[Task list]
1. Using the journal article on catalyst strain control, answer each question below in a few words.
(a) Which metal catalyst has its lattice strain controlled?
(b) Besides strain, what does the common approach of using metal overlayers introduce?
(c) What street address is given for the SLAC National Accelerator Laboratory?
2. Continue the journal article on catalyst strain control, beginning right after its final sentence.

[Text provided]
====================

Journal article
Direct and continuous strain control of catalysts with tunable battery electrode materials
Department of Applied Physics, Stanford University, Stanford, CA 93205, USA.1
Department of Mechanical Engineering, Stanford University, Stanford, CA 93205, USA.2
SUNCAT Center for Interface Science and Catalysis, Department of Chemical Engineering, Stanford University, Stanford, CA 94305, USA.3
SUNCAT Center for Interface Science and Catalysis, SLAC National Accelerator Laboratory, 2575 Sand Hill Road, Menlo Park, CA 94025, USA.4
Department of Material Science and Engineering, Stanford University, Stanford, CA 94305, USA.5
Department of Physics, Stanford University, Stanford, CA 94305, USA.6
Department of Material Science and Engineering, Stanford University, Stanford, CA 94305, USA. yicui@stanford.edu.7
Stanford Institute for Materials and Energy Sciences, SLAC National Accelerator Laboratory, 2575 Sand Hill Road, Menlo Park, CA 94025, USA.8
We report a method for using battery electrode materials to directly and continuously control the lattice strain of platinum (Pt) catalyst and thus tune its catalytic activity for the oxygen reduction reaction (ORR). Whereas the common approach of using metal overlayers introduces ligand effects in addition to strain, by electrochemically switching between the charging and discharging status of battery electrodes the change in volume can be precisely controlled to induce either compressive or tensile strain on supported catalysts.

====================

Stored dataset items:

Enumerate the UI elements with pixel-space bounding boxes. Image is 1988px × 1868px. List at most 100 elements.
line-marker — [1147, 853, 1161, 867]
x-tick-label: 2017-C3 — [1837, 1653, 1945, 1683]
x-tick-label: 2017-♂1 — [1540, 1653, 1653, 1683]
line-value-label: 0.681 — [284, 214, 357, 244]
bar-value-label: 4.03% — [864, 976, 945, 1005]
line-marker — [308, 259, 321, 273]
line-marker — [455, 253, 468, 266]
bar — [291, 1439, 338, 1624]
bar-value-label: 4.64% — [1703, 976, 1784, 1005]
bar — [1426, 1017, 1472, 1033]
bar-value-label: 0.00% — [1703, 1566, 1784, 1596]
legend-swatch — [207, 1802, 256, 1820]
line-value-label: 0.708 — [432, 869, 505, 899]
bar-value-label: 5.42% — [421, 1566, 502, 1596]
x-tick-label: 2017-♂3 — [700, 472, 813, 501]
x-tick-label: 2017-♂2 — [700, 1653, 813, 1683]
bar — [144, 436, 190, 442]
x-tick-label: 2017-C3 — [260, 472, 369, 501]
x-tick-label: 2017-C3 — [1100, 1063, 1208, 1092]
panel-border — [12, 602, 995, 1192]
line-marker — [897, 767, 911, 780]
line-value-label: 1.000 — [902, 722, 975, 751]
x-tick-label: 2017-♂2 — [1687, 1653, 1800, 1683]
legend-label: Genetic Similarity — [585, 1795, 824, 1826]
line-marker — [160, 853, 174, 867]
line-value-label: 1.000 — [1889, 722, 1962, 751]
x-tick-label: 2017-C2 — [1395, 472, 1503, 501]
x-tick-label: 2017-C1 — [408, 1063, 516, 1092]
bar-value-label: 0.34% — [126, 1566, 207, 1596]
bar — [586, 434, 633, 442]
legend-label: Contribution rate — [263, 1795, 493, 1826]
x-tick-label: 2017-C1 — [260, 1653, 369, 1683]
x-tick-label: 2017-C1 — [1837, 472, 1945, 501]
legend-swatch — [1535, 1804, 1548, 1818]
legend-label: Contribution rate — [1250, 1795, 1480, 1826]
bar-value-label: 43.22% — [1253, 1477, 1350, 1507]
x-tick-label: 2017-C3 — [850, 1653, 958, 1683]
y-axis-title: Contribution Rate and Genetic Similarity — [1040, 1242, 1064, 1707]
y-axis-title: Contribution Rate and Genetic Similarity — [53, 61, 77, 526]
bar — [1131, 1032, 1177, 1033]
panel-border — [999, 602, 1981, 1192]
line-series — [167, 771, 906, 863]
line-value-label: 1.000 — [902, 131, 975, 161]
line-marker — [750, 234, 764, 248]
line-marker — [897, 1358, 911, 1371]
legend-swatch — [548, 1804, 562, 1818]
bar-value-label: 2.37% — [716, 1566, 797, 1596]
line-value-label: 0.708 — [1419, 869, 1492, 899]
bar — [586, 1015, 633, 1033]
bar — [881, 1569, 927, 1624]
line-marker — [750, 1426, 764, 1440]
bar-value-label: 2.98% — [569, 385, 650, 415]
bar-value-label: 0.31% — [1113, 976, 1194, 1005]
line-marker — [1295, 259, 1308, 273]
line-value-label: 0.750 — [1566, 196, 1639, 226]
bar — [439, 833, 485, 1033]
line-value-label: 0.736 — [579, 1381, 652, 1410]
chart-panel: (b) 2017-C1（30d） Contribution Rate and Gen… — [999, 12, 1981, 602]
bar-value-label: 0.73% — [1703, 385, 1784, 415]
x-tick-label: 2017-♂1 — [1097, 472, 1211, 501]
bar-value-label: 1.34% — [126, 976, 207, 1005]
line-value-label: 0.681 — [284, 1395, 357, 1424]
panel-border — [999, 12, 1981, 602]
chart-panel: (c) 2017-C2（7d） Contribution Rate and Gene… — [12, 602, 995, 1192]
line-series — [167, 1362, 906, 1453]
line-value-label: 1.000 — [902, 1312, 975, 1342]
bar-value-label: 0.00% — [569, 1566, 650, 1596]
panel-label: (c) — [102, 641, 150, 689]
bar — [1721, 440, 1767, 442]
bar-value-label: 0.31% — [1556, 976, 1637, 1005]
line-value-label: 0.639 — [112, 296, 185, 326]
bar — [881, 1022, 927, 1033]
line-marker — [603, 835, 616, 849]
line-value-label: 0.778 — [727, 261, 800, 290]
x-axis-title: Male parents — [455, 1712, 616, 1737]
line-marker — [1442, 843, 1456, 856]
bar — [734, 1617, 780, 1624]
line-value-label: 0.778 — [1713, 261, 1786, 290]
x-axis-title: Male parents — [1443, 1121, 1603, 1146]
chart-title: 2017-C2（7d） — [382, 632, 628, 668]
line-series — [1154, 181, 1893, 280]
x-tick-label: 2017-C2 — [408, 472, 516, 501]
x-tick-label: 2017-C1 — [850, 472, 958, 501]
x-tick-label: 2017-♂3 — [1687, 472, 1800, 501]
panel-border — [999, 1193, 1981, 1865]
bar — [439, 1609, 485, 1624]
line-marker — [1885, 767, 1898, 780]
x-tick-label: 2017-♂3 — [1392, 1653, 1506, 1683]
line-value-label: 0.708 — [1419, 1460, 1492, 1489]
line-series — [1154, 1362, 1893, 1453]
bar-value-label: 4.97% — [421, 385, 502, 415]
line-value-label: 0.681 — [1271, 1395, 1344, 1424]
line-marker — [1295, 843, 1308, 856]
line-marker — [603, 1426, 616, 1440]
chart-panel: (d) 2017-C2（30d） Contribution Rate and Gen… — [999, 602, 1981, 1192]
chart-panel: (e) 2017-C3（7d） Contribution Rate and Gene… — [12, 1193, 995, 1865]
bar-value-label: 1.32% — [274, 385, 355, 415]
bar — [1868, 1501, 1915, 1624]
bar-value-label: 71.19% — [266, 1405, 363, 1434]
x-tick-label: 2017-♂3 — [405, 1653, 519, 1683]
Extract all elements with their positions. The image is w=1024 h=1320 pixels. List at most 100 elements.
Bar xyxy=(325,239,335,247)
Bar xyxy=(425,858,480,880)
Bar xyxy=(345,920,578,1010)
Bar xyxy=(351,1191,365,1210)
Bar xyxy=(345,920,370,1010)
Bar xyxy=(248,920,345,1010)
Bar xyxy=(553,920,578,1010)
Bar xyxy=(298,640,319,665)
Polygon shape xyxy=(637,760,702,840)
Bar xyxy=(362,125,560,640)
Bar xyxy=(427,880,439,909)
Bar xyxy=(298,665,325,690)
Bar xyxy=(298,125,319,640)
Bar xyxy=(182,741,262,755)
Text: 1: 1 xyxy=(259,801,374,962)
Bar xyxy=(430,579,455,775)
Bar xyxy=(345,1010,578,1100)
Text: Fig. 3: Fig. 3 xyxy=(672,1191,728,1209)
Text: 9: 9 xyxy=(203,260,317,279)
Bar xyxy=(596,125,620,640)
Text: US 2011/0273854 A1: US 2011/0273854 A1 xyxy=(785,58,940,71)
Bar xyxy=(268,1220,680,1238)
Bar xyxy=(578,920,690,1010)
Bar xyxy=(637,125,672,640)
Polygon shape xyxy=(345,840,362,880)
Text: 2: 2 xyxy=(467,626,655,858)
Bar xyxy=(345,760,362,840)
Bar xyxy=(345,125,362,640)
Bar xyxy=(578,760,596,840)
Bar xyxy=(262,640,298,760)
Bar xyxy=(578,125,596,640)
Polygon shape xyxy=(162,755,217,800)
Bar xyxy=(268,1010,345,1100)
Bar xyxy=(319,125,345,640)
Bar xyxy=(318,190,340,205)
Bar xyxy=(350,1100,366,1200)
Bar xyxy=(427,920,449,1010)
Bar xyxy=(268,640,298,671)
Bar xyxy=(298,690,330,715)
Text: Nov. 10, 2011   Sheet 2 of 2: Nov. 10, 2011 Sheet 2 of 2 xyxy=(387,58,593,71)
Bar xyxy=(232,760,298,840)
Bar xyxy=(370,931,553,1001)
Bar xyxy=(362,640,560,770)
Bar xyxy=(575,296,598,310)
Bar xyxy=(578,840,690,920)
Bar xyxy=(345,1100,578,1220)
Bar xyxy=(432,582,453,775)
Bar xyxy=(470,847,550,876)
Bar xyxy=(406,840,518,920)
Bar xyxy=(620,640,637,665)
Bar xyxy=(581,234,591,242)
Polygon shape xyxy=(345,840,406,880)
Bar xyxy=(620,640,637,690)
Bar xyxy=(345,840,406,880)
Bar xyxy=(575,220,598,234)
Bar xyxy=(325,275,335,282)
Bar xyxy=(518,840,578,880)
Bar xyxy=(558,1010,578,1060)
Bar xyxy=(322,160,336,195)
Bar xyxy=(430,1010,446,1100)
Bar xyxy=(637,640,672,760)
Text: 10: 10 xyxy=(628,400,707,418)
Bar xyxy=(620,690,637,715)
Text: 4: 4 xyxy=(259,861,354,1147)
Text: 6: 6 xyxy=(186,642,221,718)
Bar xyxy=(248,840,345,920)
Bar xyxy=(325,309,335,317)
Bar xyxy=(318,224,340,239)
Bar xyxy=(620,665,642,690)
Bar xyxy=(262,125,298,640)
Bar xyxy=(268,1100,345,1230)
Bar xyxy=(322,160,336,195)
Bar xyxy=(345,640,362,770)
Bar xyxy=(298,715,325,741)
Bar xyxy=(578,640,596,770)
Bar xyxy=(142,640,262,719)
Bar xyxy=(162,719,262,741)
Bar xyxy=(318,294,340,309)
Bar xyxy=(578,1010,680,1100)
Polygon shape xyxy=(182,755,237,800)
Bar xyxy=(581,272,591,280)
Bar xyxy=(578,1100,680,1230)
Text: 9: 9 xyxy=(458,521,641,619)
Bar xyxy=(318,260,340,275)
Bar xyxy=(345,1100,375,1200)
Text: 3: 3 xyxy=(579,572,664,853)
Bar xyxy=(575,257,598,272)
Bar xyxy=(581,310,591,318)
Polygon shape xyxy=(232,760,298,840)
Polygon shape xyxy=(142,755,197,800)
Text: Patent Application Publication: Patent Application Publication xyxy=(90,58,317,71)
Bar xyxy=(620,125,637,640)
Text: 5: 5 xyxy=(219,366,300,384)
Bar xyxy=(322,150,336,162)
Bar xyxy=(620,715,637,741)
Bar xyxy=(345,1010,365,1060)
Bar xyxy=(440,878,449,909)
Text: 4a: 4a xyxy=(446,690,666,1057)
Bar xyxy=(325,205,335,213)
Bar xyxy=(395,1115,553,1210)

====================

[Answers in order]
1.
(a) Platinum (Pt)
(b) Ligand effects
(c) 2575 Sand Hill Road, Menlo Park, CA 94025

2.
Lattice compression and tension induced by the lithium cobalt oxide substrate of ~5% were directly observed in individual Pt nanoparticles with aberration-corrected transmission electron microscopy. We observed 90% enhancement or 40% suppression in Pt ORR activity under compression or tension, respectively, which is consistent with theoretical predictions.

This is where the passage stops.